* What needs to be done *
Repeat all entries exactly.

* Items *
— Begin —

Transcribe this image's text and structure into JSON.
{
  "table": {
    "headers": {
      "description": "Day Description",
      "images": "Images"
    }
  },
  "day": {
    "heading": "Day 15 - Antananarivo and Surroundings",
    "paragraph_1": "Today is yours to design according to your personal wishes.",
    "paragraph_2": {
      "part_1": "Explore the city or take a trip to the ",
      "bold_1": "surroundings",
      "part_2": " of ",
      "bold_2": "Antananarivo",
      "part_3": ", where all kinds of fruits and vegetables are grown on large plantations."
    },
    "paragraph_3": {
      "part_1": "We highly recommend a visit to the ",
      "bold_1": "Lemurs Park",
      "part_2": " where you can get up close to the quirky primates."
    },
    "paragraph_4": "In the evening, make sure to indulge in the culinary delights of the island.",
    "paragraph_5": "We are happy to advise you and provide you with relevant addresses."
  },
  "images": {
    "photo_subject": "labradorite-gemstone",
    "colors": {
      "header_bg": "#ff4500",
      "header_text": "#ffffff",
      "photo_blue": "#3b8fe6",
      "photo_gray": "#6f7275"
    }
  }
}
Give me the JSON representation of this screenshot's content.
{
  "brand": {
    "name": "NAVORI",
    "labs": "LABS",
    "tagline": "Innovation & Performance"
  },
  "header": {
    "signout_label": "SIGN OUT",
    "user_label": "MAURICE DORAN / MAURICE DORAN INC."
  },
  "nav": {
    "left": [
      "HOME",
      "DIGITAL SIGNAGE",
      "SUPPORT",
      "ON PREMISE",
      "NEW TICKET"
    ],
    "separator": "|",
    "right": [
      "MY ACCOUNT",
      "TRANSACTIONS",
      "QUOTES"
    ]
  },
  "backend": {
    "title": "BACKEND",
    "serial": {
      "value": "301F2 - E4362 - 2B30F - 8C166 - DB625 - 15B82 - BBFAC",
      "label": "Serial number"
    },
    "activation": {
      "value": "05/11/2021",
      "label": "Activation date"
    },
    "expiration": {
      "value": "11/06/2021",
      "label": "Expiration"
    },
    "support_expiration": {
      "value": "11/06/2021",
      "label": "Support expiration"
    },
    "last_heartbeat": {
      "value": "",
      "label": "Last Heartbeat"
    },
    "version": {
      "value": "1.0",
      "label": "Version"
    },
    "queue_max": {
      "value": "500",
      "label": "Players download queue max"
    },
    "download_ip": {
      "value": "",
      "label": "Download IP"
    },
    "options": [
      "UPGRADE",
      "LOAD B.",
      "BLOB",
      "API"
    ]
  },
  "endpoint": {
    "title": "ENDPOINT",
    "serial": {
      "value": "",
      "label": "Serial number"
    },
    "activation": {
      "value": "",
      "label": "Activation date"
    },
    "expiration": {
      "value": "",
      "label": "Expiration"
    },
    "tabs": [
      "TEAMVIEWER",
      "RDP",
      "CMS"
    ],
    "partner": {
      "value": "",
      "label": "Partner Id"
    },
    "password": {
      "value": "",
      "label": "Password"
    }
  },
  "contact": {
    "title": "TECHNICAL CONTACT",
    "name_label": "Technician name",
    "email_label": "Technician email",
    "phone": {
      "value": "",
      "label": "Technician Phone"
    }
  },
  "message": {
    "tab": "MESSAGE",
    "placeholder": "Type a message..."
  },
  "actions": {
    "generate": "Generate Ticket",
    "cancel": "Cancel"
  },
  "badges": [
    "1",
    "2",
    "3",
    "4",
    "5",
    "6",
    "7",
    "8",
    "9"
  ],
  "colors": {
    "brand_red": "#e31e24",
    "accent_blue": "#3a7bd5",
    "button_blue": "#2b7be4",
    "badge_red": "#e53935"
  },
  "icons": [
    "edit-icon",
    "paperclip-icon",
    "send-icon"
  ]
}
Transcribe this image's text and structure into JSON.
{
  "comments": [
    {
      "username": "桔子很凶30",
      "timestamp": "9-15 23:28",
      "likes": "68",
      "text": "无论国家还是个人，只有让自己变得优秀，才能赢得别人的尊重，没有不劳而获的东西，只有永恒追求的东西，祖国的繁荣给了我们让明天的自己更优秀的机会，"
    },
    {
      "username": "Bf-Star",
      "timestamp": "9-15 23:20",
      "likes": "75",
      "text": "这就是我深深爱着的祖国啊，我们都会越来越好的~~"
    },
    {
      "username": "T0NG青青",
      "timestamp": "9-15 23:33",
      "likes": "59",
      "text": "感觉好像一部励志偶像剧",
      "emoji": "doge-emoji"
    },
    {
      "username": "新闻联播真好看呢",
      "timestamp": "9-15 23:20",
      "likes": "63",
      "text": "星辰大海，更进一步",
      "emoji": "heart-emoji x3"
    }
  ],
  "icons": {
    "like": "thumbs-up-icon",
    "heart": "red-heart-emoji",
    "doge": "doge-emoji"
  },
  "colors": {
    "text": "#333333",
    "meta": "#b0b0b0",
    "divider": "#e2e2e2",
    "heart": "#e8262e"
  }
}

— End —

* Exercise answer *
Transcribe this image's text and structure into JSON.
{
  "table": {
    "headers": {
      "description": "Day Description",
      "images": "Images"
    }
  },
  "day": {
    "heading": "Day 15 - Antananarivo and Surroundings",
    "paragraph_1": "Today is yours to design according to your personal wishes.",
    "paragraph_2": {
      "part_1": "Explore the city or take a trip to the ",
      "bold_1": "surroundings",
      "part_2": " of ",
      "bold_2": "Antananarivo",
      "part_3": ", where all kinds of fruits and vegetables are grown on large plantations."
    },
    "paragraph_3": {
      "part_1": "We highly recommend a visit to the ",
      "bold_1": "Lemurs Park",
      "part_2": " where you can get up close to the quirky primates."
    },
    "paragraph_4": "In the evening, make sure to indulge in the culinary delights of the island.",
    "paragraph_5": "We are happy to advise you and provide you with relevant addresses."
  },
  "images": {
    "photo_subject": "labradorite-gemstone",
    "colors": {
      "header_bg": "#ff4500",
      "header_text": "#ffffff",
      "photo_blue": "#3b8fe6",
      "photo_gray": "#6f7275"
    }
  }
}
Give me the JSON representation of this screenshot's content.
{
  "brand": {
    "name": "NAVORI",
    "labs": "LABS",
    "tagline": "Innovation & Performance"
  },
  "header": {
    "signout_label": "SIGN OUT",
    "user_label": "MAURICE DORAN / MAURICE DORAN INC."
  },
  "nav": {
    "left": [
      "HOME",
      "DIGITAL SIGNAGE",
      "SUPPORT",
      "ON PREMISE",
      "NEW TICKET"
    ],
    "separator": "|",
    "right": [
      "MY ACCOUNT",
      "TRANSACTIONS",
      "QUOTES"
    ]
  },
  "backend": {
    "title": "BACKEND",
    "serial": {
      "value": "301F2 - E4362 - 2B30F - 8C166 - DB625 - 15B82 - BBFAC",
      "label": "Serial number"
    },
    "activation": {
      "value": "05/11/2021",
      "label": "Activation date"
    },
    "expiration": {
      "value": "11/06/2021",
      "label": "Expiration"
    },
    "support_expiration": {
      "value": "11/06/2021",
      "label": "Support expiration"
    },
    "last_heartbeat": {
      "value": "",
      "label": "Last Heartbeat"
    },
    "version": {
      "value": "1.0",
      "label": "Version"
    },
    "queue_max": {
      "value": "500",
      "label": "Players download queue max"
    },
    "download_ip": {
      "value": "",
      "label": "Download IP"
    },
    "options": [
      "UPGRADE",
      "LOAD B.",
      "BLOB",
      "API"
    ]
  },
  "endpoint": {
    "title": "ENDPOINT",
    "serial": {
      "value": "",
      "label": "Serial number"
    },
    "activation": {
      "value": "",
      "label": "Activation date"
    },
    "expiration": {
      "value": "",
      "label": "Expiration"
    },
    "tabs": [
      "TEAMVIEWER",
      "RDP",
      "CMS"
    ],
    "partner": {
      "value": "",
      "label": "Partner Id"
    },
    "password": {
      "value": "",
      "label": "Password"
    }
  },
  "contact": {
    "title": "TECHNICAL CONTACT",
    "name_label": "Technician name",
    "email_label": "Technician email",
    "phone": {
      "value": "",
      "label": "Technician Phone"
    }
  },
  "message": {
    "tab": "MESSAGE",
    "placeholder": "Type a message..."
  },
  "actions": {
    "generate": "Generate Ticket",
    "cancel": "Cancel"
  },
  "badges": [
    "1",
    "2",
    "3",
    "4",
    "5",
    "6",
    "7",
    "8",
    "9"
  ],
  "colors": {
    "brand_red": "#e31e24",
    "accent_blue": "#3a7bd5",
    "button_blue": "#2b7be4",
    "badge_red": "#e53935"
  },
  "icons": [
    "edit-icon",
    "paperclip-icon",
    "send-icon"
  ]
}
Transcribe this image's text and structure into JSON.
{
  "comments": [
    {
      "username": "桔子很凶30",
      "timestamp": "9-15 23:28",
      "likes": "68",
      "text": "无论国家还是个人，只有让自己变得优秀，才能赢得别人的尊重，没有不劳而获的东西，只有永恒追求的东西，祖国的繁荣给了我们让明天的自己更优秀的机会，"
    },
    {
      "username": "Bf-Star",
      "timestamp": "9-15 23:20",
      "likes": "75",
      "text": "这就是我深深爱着的祖国啊，我们都会越来越好的~~"
    },
    {
      "username": "T0NG青青",
      "timestamp": "9-15 23:33",
      "likes": "59",
      "text": "感觉好像一部励志偶像剧",
      "emoji": "doge-emoji"
    },
    {
      "username": "新闻联播真好看呢",
      "timestamp": "9-15 23:20",
      "likes": "63",
      "text": "星辰大海，更进一步",
      "emoji": "heart-emoji x3"
    }
  ],
  "icons": {
    "like": "thumbs-up-icon",
    "heart": "red-heart-emoji",
    "doge": "doge-emoji"
  },
  "colors": {
    "text": "#333333",
    "meta": "#b0b0b0",
    "divider": "#e2e2e2",
    "heart": "#e8262e"
  }
}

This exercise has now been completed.